**THE REQUEST:**
Records follow. Pull out every line that contains "bottom".

**EXTRACTED ENTRIES:**
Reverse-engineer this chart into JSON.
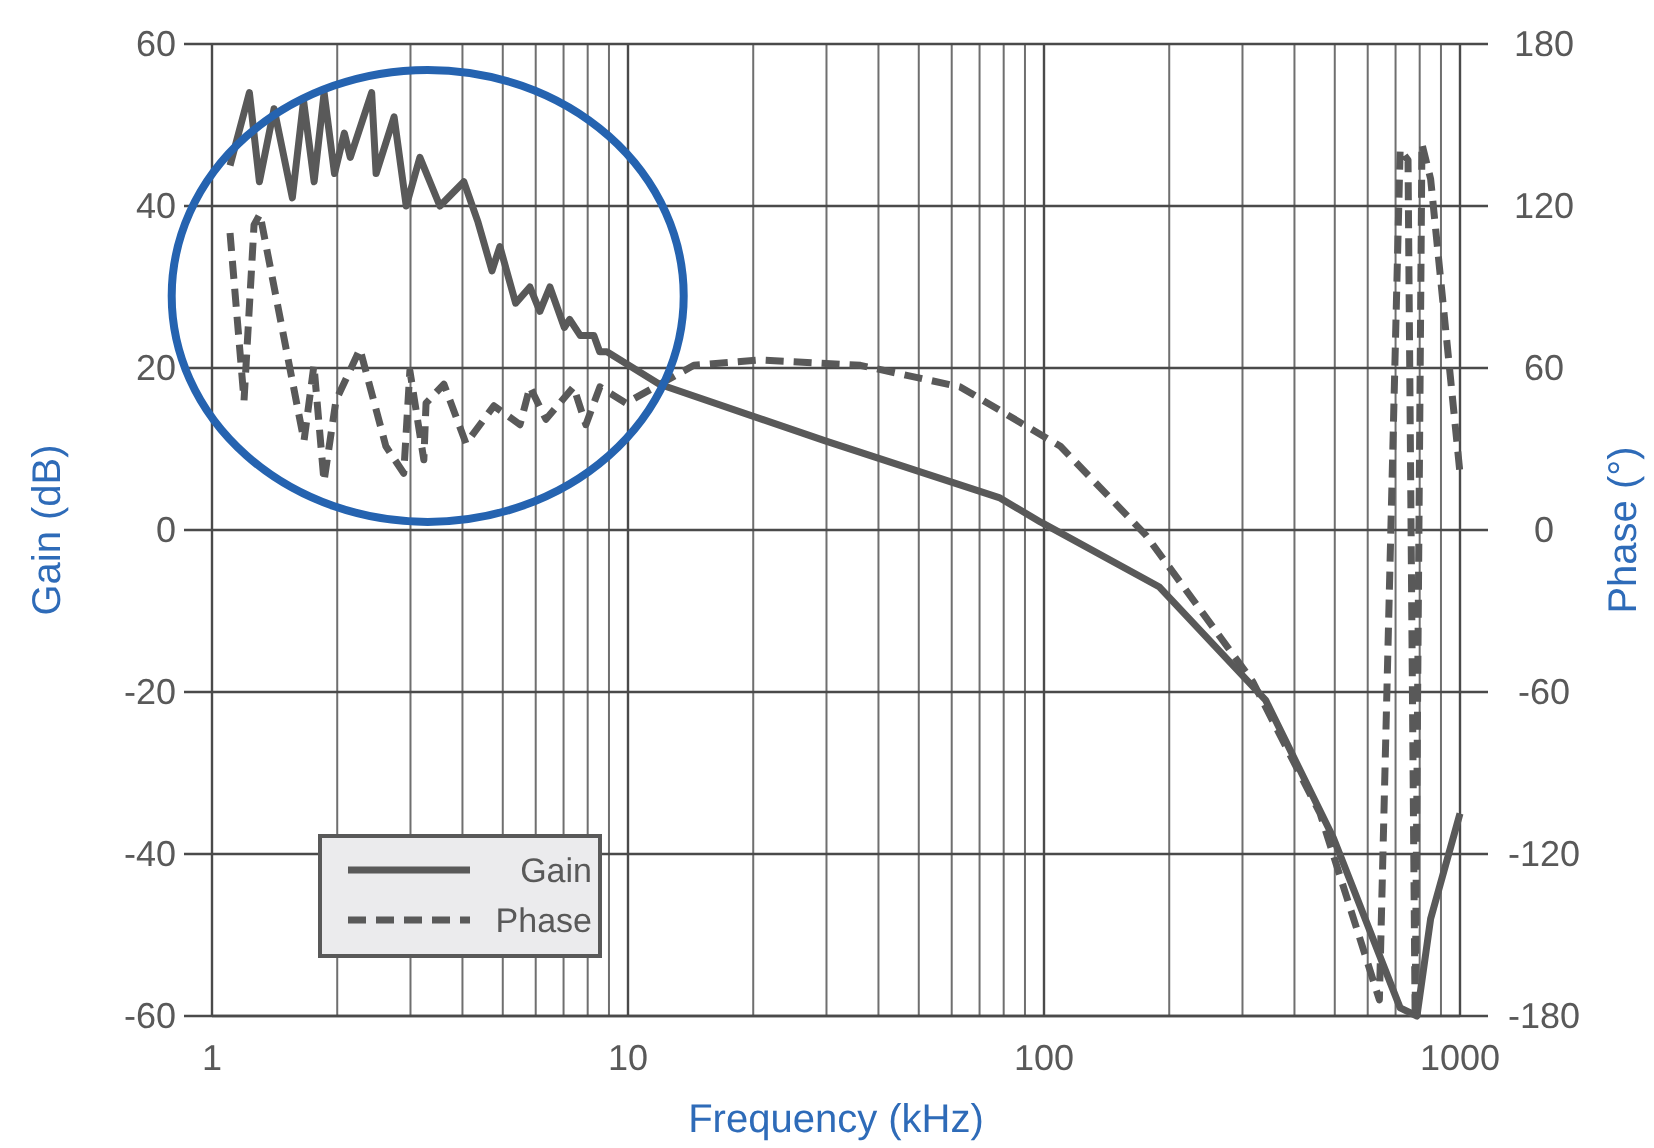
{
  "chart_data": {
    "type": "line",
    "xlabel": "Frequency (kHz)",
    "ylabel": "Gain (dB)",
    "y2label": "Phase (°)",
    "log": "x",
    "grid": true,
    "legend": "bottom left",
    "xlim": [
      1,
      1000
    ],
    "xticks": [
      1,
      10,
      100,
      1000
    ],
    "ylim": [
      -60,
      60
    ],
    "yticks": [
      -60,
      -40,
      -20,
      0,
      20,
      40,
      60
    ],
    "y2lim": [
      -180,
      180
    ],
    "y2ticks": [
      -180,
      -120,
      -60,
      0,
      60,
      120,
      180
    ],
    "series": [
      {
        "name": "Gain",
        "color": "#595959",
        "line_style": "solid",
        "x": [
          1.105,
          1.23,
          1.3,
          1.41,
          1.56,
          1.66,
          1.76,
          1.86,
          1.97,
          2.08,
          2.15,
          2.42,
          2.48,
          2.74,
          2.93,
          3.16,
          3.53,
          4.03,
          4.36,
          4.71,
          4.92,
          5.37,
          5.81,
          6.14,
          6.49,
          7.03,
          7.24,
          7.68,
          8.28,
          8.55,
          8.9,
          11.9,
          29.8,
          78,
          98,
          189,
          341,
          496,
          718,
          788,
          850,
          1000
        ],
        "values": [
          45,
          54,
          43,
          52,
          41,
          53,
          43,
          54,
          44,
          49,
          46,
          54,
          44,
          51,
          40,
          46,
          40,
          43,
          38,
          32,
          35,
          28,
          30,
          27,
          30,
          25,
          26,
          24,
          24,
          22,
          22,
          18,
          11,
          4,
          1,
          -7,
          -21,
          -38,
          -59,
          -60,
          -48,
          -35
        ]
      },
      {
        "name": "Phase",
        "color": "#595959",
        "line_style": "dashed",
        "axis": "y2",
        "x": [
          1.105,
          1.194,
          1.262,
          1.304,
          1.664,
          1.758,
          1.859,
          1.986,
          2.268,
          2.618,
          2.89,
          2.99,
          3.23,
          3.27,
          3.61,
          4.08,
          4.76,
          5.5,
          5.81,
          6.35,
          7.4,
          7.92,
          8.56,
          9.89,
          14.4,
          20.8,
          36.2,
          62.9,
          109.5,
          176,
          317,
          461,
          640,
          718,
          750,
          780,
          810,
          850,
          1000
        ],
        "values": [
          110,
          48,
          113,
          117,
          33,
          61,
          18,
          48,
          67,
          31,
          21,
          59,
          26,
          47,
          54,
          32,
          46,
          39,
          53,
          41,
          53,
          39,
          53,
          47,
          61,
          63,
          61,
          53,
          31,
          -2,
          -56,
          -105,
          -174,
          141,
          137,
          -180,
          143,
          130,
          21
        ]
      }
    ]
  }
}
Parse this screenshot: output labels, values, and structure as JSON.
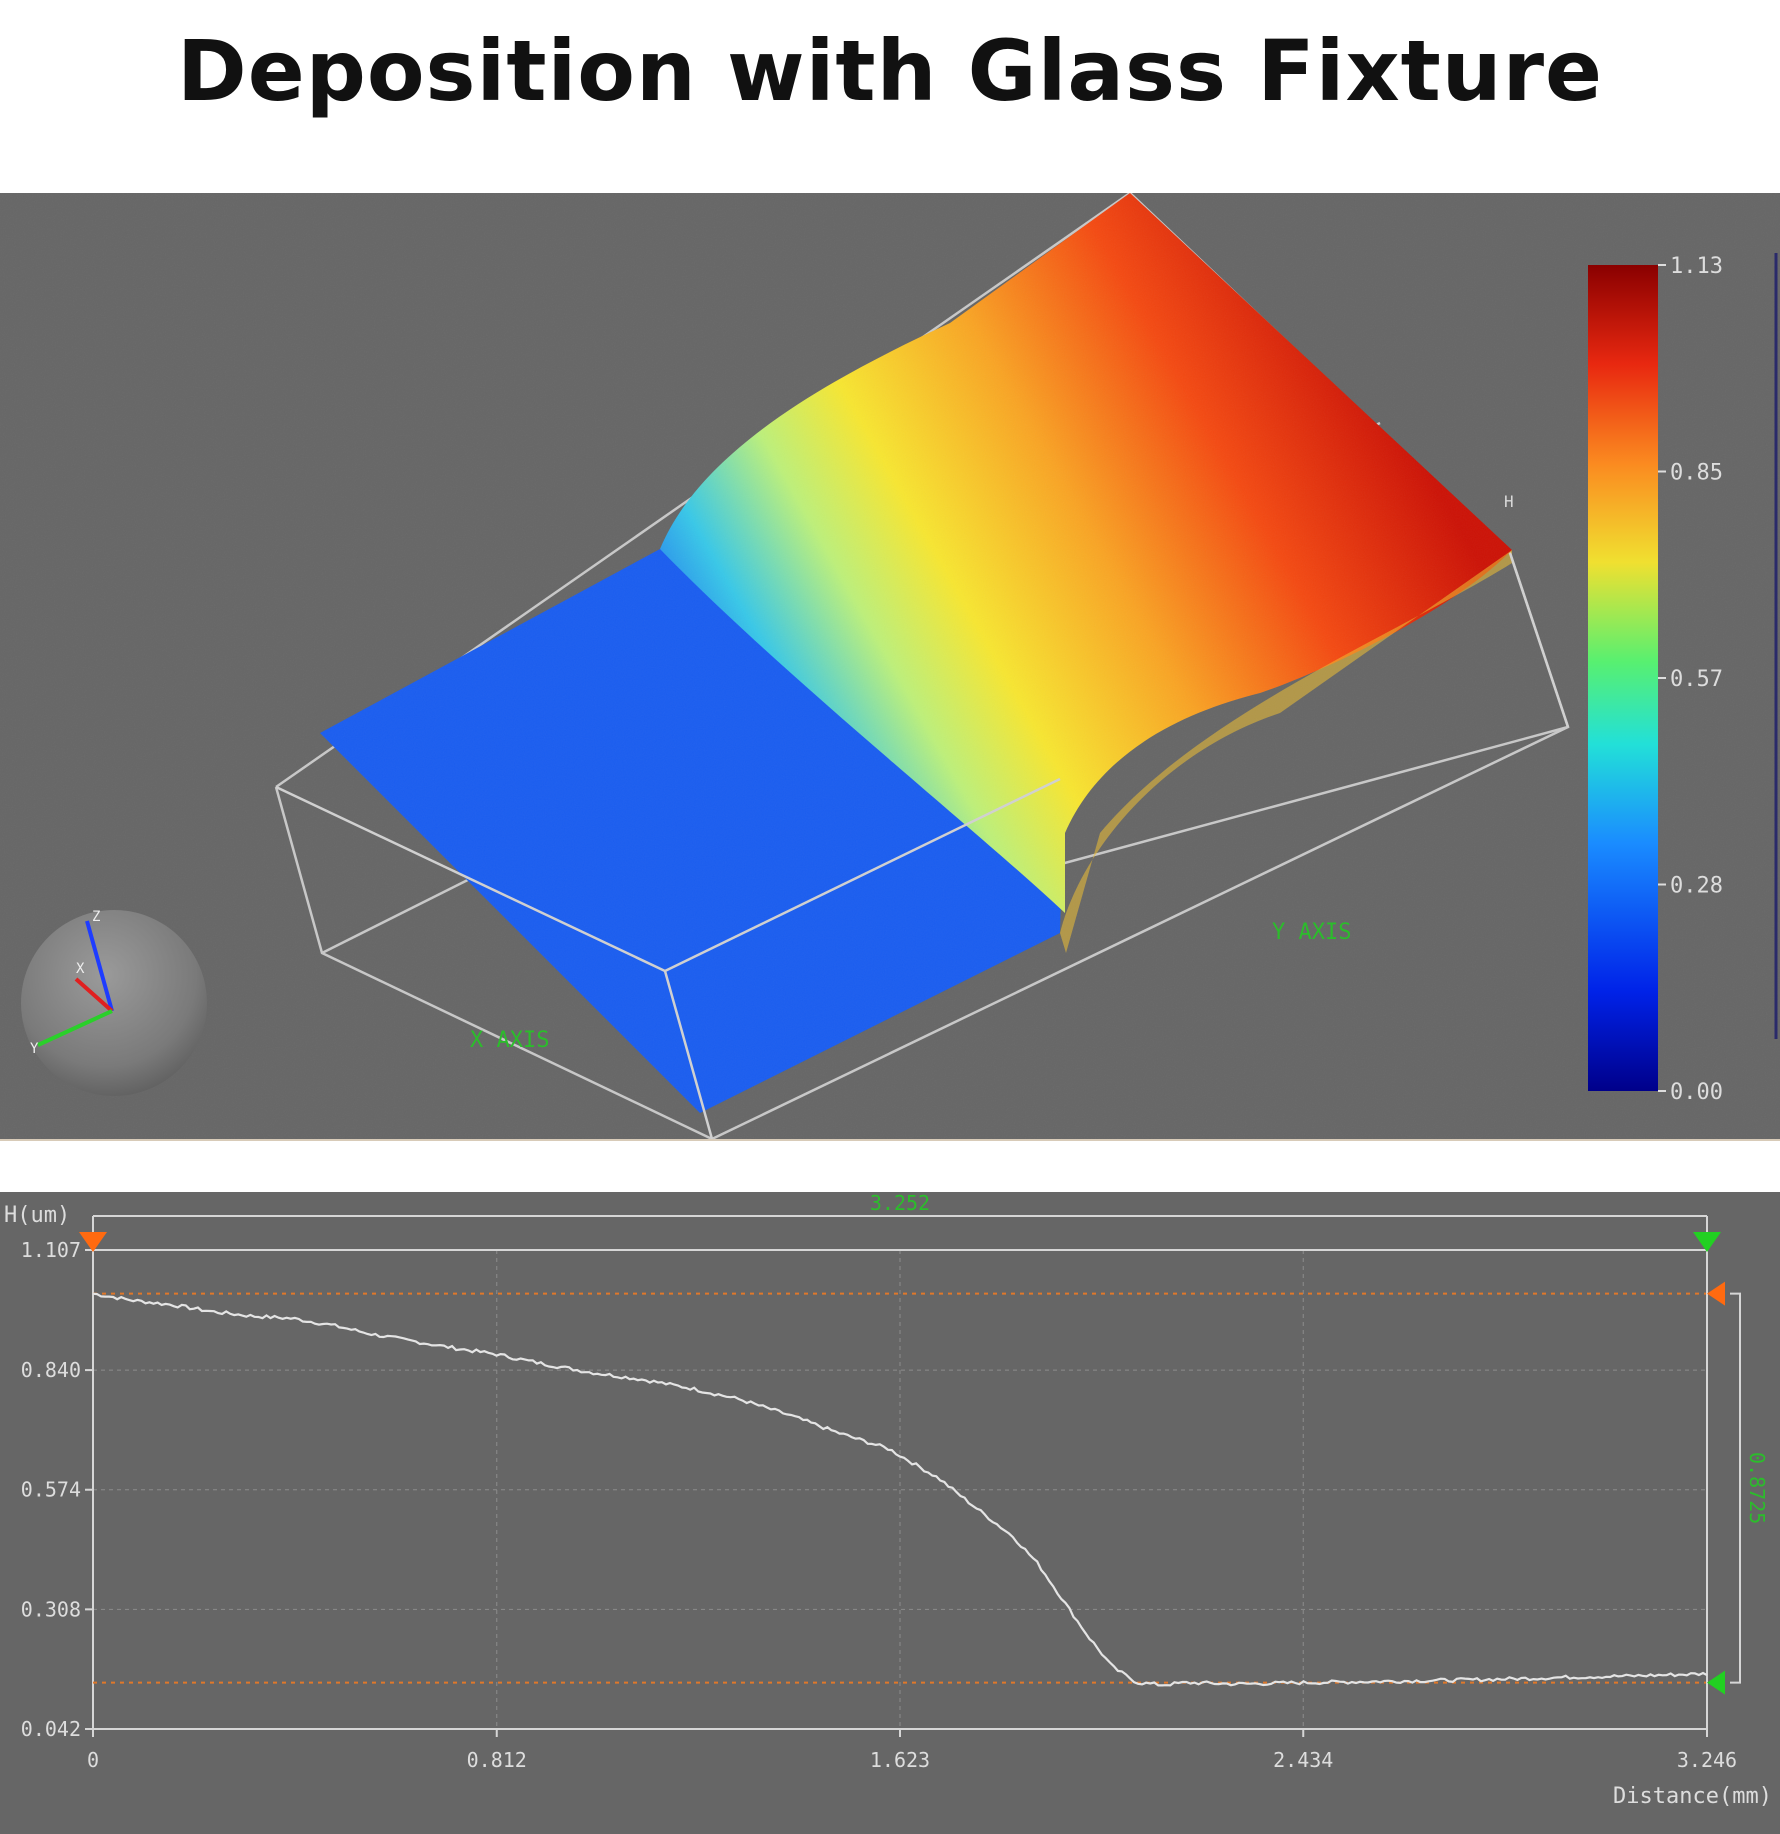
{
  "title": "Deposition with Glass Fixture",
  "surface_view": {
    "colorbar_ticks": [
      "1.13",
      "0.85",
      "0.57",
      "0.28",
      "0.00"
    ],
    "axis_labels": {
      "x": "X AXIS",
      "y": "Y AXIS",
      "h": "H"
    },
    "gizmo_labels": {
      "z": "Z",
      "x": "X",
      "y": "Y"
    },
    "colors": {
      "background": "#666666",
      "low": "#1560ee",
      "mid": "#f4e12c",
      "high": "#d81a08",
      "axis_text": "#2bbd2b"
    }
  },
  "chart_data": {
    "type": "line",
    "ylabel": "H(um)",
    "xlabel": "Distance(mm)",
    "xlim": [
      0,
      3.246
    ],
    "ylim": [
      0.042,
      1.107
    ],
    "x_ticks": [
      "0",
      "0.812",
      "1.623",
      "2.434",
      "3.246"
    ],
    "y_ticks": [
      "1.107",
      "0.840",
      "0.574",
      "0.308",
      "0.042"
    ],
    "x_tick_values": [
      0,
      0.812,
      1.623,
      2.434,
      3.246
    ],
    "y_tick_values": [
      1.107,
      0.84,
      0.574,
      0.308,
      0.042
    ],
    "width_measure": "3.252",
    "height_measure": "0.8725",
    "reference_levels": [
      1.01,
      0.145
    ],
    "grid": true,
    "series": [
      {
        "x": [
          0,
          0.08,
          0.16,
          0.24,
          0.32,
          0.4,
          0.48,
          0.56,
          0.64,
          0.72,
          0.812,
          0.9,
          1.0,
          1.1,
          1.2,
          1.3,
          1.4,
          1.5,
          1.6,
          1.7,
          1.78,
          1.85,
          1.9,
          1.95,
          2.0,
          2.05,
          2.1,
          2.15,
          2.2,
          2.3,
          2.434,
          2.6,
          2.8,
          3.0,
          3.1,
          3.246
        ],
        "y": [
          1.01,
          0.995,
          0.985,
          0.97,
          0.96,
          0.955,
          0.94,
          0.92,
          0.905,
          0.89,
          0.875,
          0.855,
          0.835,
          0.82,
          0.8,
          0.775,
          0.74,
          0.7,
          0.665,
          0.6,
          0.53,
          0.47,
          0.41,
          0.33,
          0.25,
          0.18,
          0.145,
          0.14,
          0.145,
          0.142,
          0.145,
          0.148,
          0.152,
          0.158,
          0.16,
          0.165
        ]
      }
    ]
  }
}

* * *

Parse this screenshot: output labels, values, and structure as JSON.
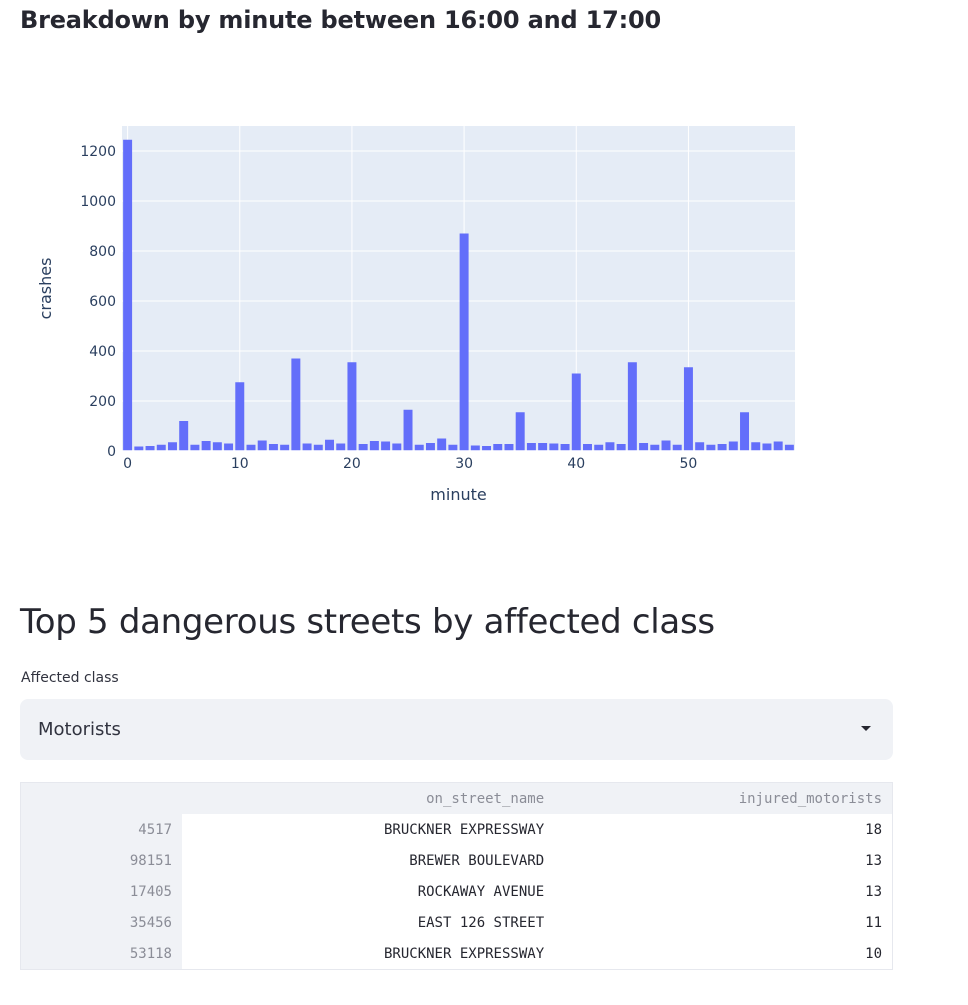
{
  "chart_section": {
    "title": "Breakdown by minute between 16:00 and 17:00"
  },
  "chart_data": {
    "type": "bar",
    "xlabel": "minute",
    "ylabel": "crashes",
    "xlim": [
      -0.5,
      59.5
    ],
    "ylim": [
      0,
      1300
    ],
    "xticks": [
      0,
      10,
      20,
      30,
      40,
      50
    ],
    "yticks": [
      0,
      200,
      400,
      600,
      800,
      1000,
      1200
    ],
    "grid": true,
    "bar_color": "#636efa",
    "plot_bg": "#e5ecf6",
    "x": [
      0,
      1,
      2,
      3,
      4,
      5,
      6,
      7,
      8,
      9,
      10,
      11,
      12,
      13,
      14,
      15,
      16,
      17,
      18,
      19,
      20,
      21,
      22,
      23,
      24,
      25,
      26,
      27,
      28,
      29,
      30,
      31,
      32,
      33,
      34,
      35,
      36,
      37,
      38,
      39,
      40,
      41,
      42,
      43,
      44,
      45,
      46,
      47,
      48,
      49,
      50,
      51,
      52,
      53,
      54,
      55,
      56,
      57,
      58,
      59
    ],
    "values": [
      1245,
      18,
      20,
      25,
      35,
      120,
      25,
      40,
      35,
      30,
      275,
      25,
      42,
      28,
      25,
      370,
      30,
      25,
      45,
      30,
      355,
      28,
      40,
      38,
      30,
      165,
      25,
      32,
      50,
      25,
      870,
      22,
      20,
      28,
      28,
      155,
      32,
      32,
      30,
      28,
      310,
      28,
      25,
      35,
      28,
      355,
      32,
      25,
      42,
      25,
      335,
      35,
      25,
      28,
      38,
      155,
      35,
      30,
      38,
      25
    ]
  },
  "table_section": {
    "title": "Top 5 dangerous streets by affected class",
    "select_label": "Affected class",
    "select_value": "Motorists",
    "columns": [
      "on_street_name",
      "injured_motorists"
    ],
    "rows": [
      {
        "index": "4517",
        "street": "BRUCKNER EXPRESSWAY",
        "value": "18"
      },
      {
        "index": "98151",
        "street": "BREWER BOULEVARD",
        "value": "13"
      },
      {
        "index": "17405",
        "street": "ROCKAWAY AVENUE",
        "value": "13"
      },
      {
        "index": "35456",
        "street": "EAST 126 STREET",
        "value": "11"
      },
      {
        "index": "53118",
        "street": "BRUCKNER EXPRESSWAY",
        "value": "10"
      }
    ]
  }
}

...

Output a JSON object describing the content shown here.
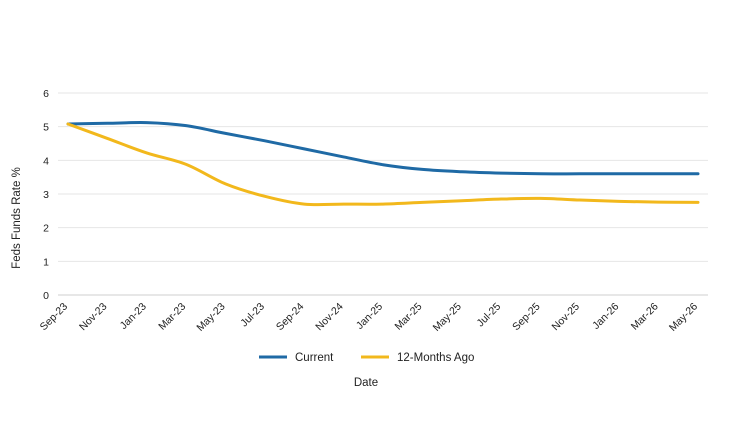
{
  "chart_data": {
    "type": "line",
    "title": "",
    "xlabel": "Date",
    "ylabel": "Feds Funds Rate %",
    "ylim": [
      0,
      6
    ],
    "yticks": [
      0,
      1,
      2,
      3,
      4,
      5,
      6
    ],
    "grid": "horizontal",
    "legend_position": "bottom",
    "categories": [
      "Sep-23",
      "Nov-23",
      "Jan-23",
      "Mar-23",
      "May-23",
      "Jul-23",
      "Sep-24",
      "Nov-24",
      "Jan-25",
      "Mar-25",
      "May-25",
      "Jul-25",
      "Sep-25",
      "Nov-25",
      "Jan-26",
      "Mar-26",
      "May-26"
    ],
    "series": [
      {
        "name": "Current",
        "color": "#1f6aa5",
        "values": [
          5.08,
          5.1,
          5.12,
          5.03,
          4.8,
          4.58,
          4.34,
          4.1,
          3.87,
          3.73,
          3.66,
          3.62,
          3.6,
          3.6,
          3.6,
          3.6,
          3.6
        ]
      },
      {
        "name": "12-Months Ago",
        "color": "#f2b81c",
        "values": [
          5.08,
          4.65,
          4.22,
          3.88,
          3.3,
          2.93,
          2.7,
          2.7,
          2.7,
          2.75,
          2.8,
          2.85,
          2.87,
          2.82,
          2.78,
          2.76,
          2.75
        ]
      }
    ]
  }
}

**EXERCISE ANSWER:**
    "legend": "bottom left",
    "legend_position": "bottom",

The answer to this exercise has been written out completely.